##### Given entries #####
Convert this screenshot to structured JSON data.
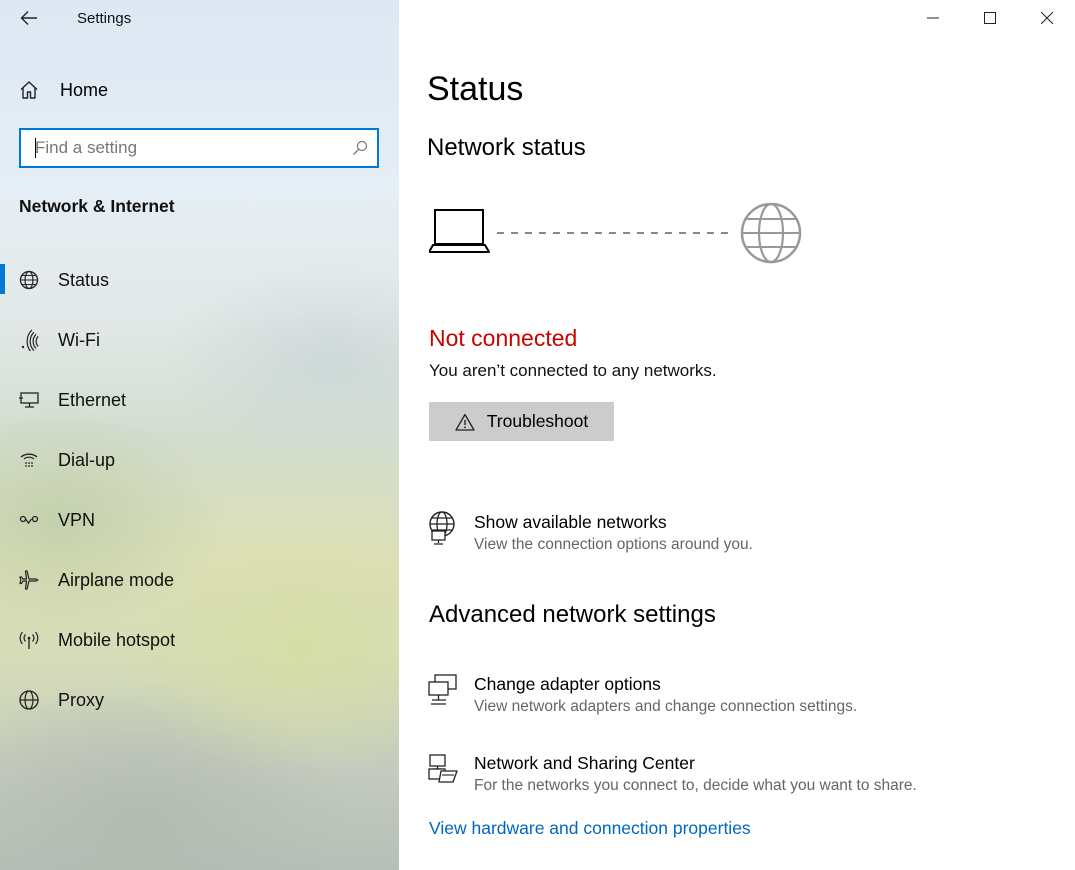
{
  "window": {
    "app_title": "Settings",
    "controls": {
      "minimize_icon": "minimize-icon",
      "maximize_icon": "maximize-icon",
      "close_icon": "close-icon"
    }
  },
  "sidebar": {
    "home_label": "Home",
    "search": {
      "placeholder": "Find a setting",
      "value": ""
    },
    "section_title": "Network & Internet",
    "items": [
      {
        "label": "Status",
        "icon": "globe-status-icon",
        "active": true
      },
      {
        "label": "Wi-Fi",
        "icon": "wifi-icon",
        "active": false
      },
      {
        "label": "Ethernet",
        "icon": "ethernet-icon",
        "active": false
      },
      {
        "label": "Dial-up",
        "icon": "dialup-icon",
        "active": false
      },
      {
        "label": "VPN",
        "icon": "vpn-icon",
        "active": false
      },
      {
        "label": "Airplane mode",
        "icon": "airplane-icon",
        "active": false
      },
      {
        "label": "Mobile hotspot",
        "icon": "hotspot-icon",
        "active": false
      },
      {
        "label": "Proxy",
        "icon": "globe-icon",
        "active": false
      }
    ]
  },
  "main": {
    "page_title": "Status",
    "network_status_title": "Network status",
    "status_heading": "Not connected",
    "status_description": "You aren’t connected to any networks.",
    "troubleshoot_label": "Troubleshoot",
    "show_networks": {
      "title": "Show available networks",
      "description": "View the connection options around you."
    },
    "advanced_title": "Advanced network settings",
    "change_adapter": {
      "title": "Change adapter options",
      "description": "View network adapters and change connection settings."
    },
    "sharing_center": {
      "title": "Network and Sharing Center",
      "description": "For the networks you connect to, decide what you want to share."
    },
    "hardware_link": "View hardware and connection properties"
  },
  "colors": {
    "accent": "#0078d7",
    "link": "#0067c0",
    "error": "#c50500",
    "button_bg": "#cccccc"
  }
}
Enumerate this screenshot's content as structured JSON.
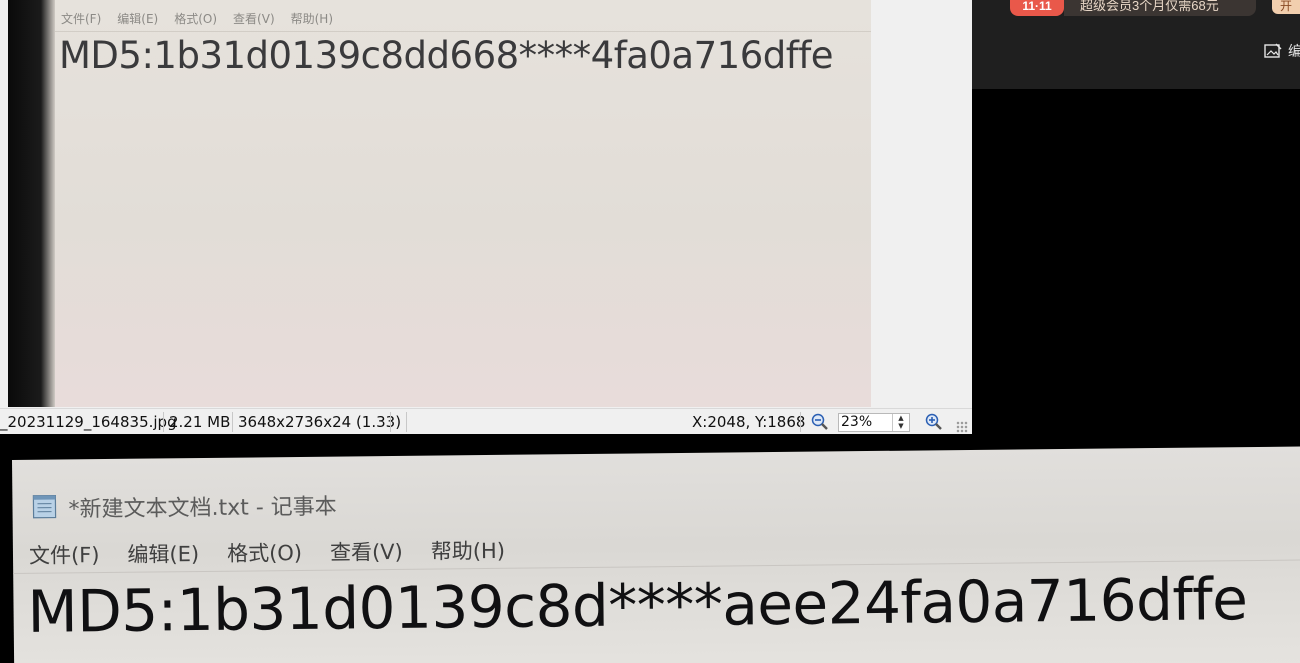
{
  "viewer": {
    "photo_menu": [
      "文件(F)",
      "编辑(E)",
      "格式(O)",
      "查看(V)",
      "帮助(H)"
    ],
    "photo_text": "MD5:1b31d0139c8dd668****4fa0a716dffe",
    "status": {
      "filename": "_20231129_164835.jpg",
      "filesize": "2.21 MB",
      "dimensions": "3648x2736x24 (1.33)",
      "coords": "X:2048, Y:1868",
      "zoom": "23%"
    }
  },
  "promo": {
    "badge": "11·11",
    "text": "超级会员3个月仅需68元",
    "button": "开",
    "edit_label": "编"
  },
  "notepad_photo": {
    "title": "*新建文本文档.txt - 记事本",
    "menu": [
      "文件(F)",
      "编辑(E)",
      "格式(O)",
      "查看(V)",
      "帮助(H)"
    ],
    "text": "MD5:1b31d0139c8d****aee24fa0a716dffe"
  }
}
#####
» **Work to be completed**
Omit the pictures. Transcribe every record exactly.

» **Full response**
Convert this screenshot to structured JSON data.
{
  "window": {
    "app_title": "Settings",
    "controls": {
      "minimize_icon": "minimize-icon",
      "maximize_icon": "maximize-icon",
      "close_icon": "close-icon"
    }
  },
  "sidebar": {
    "home_label": "Home",
    "search": {
      "placeholder": "Find a setting",
      "value": ""
    },
    "section_title": "Network & Internet",
    "items": [
      {
        "label": "Status",
        "icon": "globe-status-icon",
        "active": true
      },
      {
        "label": "Wi-Fi",
        "icon": "wifi-icon",
        "active": false
      },
      {
        "label": "Ethernet",
        "icon": "ethernet-icon",
        "active": false
      },
      {
        "label": "Dial-up",
        "icon": "dialup-icon",
        "active": false
      },
      {
        "label": "VPN",
        "icon": "vpn-icon",
        "active": false
      },
      {
        "label": "Airplane mode",
        "icon": "airplane-icon",
        "active": false
      },
      {
        "label": "Mobile hotspot",
        "icon": "hotspot-icon",
        "active": false
      },
      {
        "label": "Proxy",
        "icon": "globe-icon",
        "active": false
      }
    ]
  },
  "main": {
    "page_title": "Status",
    "network_status_title": "Network status",
    "status_heading": "Not connected",
    "status_description": "You aren’t connected to any networks.",
    "troubleshoot_label": "Troubleshoot",
    "show_networks": {
      "title": "Show available networks",
      "description": "View the connection options around you."
    },
    "advanced_title": "Advanced network settings",
    "change_adapter": {
      "title": "Change adapter options",
      "description": "View network adapters and change connection settings."
    },
    "sharing_center": {
      "title": "Network and Sharing Center",
      "description": "For the networks you connect to, decide what you want to share."
    },
    "hardware_link": "View hardware and connection properties"
  },
  "colors": {
    "accent": "#0078d7",
    "link": "#0067c0",
    "error": "#c50500",
    "button_bg": "#cccccc"
  }
}
Enumerate this screenshot's content as structured JSON.
{
  "viewer": {
    "photo_menu": [
      "文件(F)",
      "编辑(E)",
      "格式(O)",
      "查看(V)",
      "帮助(H)"
    ],
    "photo_text": "MD5:1b31d0139c8dd668****4fa0a716dffe",
    "status": {
      "filename": "_20231129_164835.jpg",
      "filesize": "2.21 MB",
      "dimensions": "3648x2736x24 (1.33)",
      "coords": "X:2048, Y:1868",
      "zoom": "23%"
    }
  },
  "promo": {
    "badge": "11·11",
    "text": "超级会员3个月仅需68元",
    "button": "开",
    "edit_label": "编"
  },
  "notepad_photo": {
    "title": "*新建文本文档.txt - 记事本",
    "menu": [
      "文件(F)",
      "编辑(E)",
      "格式(O)",
      "查看(V)",
      "帮助(H)"
    ],
    "text": "MD5:1b31d0139c8d****aee24fa0a716dffe"
  }
}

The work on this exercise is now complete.